[Saved data entries]
BEGIN

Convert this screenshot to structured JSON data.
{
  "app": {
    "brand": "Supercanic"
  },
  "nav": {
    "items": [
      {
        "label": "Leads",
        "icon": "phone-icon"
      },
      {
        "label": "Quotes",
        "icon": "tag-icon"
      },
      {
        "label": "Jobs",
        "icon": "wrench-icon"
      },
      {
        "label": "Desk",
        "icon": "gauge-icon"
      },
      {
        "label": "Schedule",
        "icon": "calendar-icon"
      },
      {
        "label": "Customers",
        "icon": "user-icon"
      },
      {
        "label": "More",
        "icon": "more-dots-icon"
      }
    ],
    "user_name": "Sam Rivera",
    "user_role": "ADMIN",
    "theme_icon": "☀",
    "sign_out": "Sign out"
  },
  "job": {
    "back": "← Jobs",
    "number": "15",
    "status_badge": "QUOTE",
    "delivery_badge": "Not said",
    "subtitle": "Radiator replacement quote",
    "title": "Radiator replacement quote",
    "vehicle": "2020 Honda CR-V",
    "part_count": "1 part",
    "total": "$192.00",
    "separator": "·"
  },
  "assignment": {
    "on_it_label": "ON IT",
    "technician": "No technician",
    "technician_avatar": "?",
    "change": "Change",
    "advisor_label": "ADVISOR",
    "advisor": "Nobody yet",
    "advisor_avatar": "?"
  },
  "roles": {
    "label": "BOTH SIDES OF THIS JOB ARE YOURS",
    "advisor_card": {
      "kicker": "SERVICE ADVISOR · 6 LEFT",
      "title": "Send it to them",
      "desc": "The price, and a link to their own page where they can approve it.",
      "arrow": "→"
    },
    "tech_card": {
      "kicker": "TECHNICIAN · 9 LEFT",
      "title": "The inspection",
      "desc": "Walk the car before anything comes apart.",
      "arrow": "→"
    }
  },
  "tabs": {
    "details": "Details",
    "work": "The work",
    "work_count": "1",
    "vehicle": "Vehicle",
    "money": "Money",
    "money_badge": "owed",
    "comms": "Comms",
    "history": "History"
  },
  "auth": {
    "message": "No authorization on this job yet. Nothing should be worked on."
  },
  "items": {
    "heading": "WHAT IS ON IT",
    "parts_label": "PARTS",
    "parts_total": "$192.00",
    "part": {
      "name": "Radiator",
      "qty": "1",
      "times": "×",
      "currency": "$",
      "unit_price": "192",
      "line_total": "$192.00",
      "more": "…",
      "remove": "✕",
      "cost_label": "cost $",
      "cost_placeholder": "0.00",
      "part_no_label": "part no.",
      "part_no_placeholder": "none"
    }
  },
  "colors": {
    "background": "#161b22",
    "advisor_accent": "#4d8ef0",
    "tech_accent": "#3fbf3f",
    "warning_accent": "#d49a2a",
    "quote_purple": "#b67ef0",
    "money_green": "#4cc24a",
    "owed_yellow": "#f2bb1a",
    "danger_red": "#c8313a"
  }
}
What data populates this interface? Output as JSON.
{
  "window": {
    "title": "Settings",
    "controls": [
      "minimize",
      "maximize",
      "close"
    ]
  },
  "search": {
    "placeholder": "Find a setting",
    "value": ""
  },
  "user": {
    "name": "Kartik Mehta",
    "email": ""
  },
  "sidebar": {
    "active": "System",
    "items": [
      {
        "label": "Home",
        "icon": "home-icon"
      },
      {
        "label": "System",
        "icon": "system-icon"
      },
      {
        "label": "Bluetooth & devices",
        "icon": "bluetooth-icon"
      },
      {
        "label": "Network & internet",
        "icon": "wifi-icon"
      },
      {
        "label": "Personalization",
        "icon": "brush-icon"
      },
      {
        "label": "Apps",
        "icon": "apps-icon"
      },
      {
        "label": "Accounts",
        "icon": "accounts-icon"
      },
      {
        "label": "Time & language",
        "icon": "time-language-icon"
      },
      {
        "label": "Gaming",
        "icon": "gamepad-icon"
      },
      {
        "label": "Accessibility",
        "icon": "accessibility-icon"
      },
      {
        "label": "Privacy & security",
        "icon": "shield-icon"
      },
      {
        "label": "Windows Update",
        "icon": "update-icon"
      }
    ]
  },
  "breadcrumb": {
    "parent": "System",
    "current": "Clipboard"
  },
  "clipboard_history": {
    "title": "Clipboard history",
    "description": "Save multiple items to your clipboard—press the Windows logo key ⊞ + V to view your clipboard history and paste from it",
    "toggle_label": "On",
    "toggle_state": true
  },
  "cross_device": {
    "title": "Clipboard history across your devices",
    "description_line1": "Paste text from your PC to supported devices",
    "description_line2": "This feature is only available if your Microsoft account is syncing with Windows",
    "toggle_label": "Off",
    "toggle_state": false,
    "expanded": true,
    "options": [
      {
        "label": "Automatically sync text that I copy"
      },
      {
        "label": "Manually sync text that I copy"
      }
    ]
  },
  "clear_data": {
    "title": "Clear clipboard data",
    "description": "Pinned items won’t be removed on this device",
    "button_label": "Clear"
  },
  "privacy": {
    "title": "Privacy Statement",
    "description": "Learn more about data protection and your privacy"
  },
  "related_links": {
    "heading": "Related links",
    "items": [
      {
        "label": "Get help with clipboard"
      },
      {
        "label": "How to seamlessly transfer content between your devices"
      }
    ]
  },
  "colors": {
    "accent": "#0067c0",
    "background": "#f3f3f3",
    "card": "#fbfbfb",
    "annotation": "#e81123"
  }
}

END

> **Prompt**: Your task is to return the full listing exactly as it was given.

> **Right answer**:
Convert this screenshot to structured JSON data.
{
  "app": {
    "brand": "Supercanic"
  },
  "nav": {
    "items": [
      {
        "label": "Leads",
        "icon": "phone-icon"
      },
      {
        "label": "Quotes",
        "icon": "tag-icon"
      },
      {
        "label": "Jobs",
        "icon": "wrench-icon"
      },
      {
        "label": "Desk",
        "icon": "gauge-icon"
      },
      {
        "label": "Schedule",
        "icon": "calendar-icon"
      },
      {
        "label": "Customers",
        "icon": "user-icon"
      },
      {
        "label": "More",
        "icon": "more-dots-icon"
      }
    ],
    "user_name": "Sam Rivera",
    "user_role": "ADMIN",
    "theme_icon": "☀",
    "sign_out": "Sign out"
  },
  "job": {
    "back": "← Jobs",
    "number": "15",
    "status_badge": "QUOTE",
    "delivery_badge": "Not said",
    "subtitle": "Radiator replacement quote",
    "title": "Radiator replacement quote",
    "vehicle": "2020 Honda CR-V",
    "part_count": "1 part",
    "total": "$192.00",
    "separator": "·"
  },
  "assignment": {
    "on_it_label": "ON IT",
    "technician": "No technician",
    "technician_avatar": "?",
    "change": "Change",
    "advisor_label": "ADVISOR",
    "advisor": "Nobody yet",
    "advisor_avatar": "?"
  },
  "roles": {
    "label": "BOTH SIDES OF THIS JOB ARE YOURS",
    "advisor_card": {
      "kicker": "SERVICE ADVISOR · 6 LEFT",
      "title": "Send it to them",
      "desc": "The price, and a link to their own page where they can approve it.",
      "arrow": "→"
    },
    "tech_card": {
      "kicker": "TECHNICIAN · 9 LEFT",
      "title": "The inspection",
      "desc": "Walk the car before anything comes apart.",
      "arrow": "→"
    }
  },
  "tabs": {
    "details": "Details",
    "work": "The work",
    "work_count": "1",
    "vehicle": "Vehicle",
    "money": "Money",
    "money_badge": "owed",
    "comms": "Comms",
    "history": "History"
  },
  "auth": {
    "message": "No authorization on this job yet. Nothing should be worked on."
  },
  "items": {
    "heading": "WHAT IS ON IT",
    "parts_label": "PARTS",
    "parts_total": "$192.00",
    "part": {
      "name": "Radiator",
      "qty": "1",
      "times": "×",
      "currency": "$",
      "unit_price": "192",
      "line_total": "$192.00",
      "more": "…",
      "remove": "✕",
      "cost_label": "cost $",
      "cost_placeholder": "0.00",
      "part_no_label": "part no.",
      "part_no_placeholder": "none"
    }
  },
  "colors": {
    "background": "#161b22",
    "advisor_accent": "#4d8ef0",
    "tech_accent": "#3fbf3f",
    "warning_accent": "#d49a2a",
    "quote_purple": "#b67ef0",
    "money_green": "#4cc24a",
    "owed_yellow": "#f2bb1a",
    "danger_red": "#c8313a"
  }
}
What data populates this interface? Output as JSON.
{
  "window": {
    "title": "Settings",
    "controls": [
      "minimize",
      "maximize",
      "close"
    ]
  },
  "search": {
    "placeholder": "Find a setting",
    "value": ""
  },
  "user": {
    "name": "Kartik Mehta",
    "email": ""
  },
  "sidebar": {
    "active": "System",
    "items": [
      {
        "label": "Home",
        "icon": "home-icon"
      },
      {
        "label": "System",
        "icon": "system-icon"
      },
      {
        "label": "Bluetooth & devices",
        "icon": "bluetooth-icon"
      },
      {
        "label": "Network & internet",
        "icon": "wifi-icon"
      },
      {
        "label": "Personalization",
        "icon": "brush-icon"
      },
      {
        "label": "Apps",
        "icon": "apps-icon"
      },
      {
        "label": "Accounts",
        "icon": "accounts-icon"
      },
      {
        "label": "Time & language",
        "icon": "time-language-icon"
      },
      {
        "label": "Gaming",
        "icon": "gamepad-icon"
      },
      {
        "label": "Accessibility",
        "icon": "accessibility-icon"
      },
      {
        "label": "Privacy & security",
        "icon": "shield-icon"
      },
      {
        "label": "Windows Update",
        "icon": "update-icon"
      }
    ]
  },
  "breadcrumb": {
    "parent": "System",
    "current": "Clipboard"
  },
  "clipboard_history": {
    "title": "Clipboard history",
    "description": "Save multiple items to your clipboard—press the Windows logo key ⊞ + V to view your clipboard history and paste from it",
    "toggle_label": "On",
    "toggle_state": true
  },
  "cross_device": {
    "title": "Clipboard history across your devices",
    "description_line1": "Paste text from your PC to supported devices",
    "description_line2": "This feature is only available if your Microsoft account is syncing with Windows",
    "toggle_label": "Off",
    "toggle_state": false,
    "expanded": true,
    "options": [
      {
        "label": "Automatically sync text that I copy"
      },
      {
        "label": "Manually sync text that I copy"
      }
    ]
  },
  "clear_data": {
    "title": "Clear clipboard data",
    "description": "Pinned items won’t be removed on this device",
    "button_label": "Clear"
  },
  "privacy": {
    "title": "Privacy Statement",
    "description": "Learn more about data protection and your privacy"
  },
  "related_links": {
    "heading": "Related links",
    "items": [
      {
        "label": "Get help with clipboard"
      },
      {
        "label": "How to seamlessly transfer content between your devices"
      }
    ]
  },
  "colors": {
    "accent": "#0067c0",
    "background": "#f3f3f3",
    "card": "#fbfbfb",
    "annotation": "#e81123"
  }
}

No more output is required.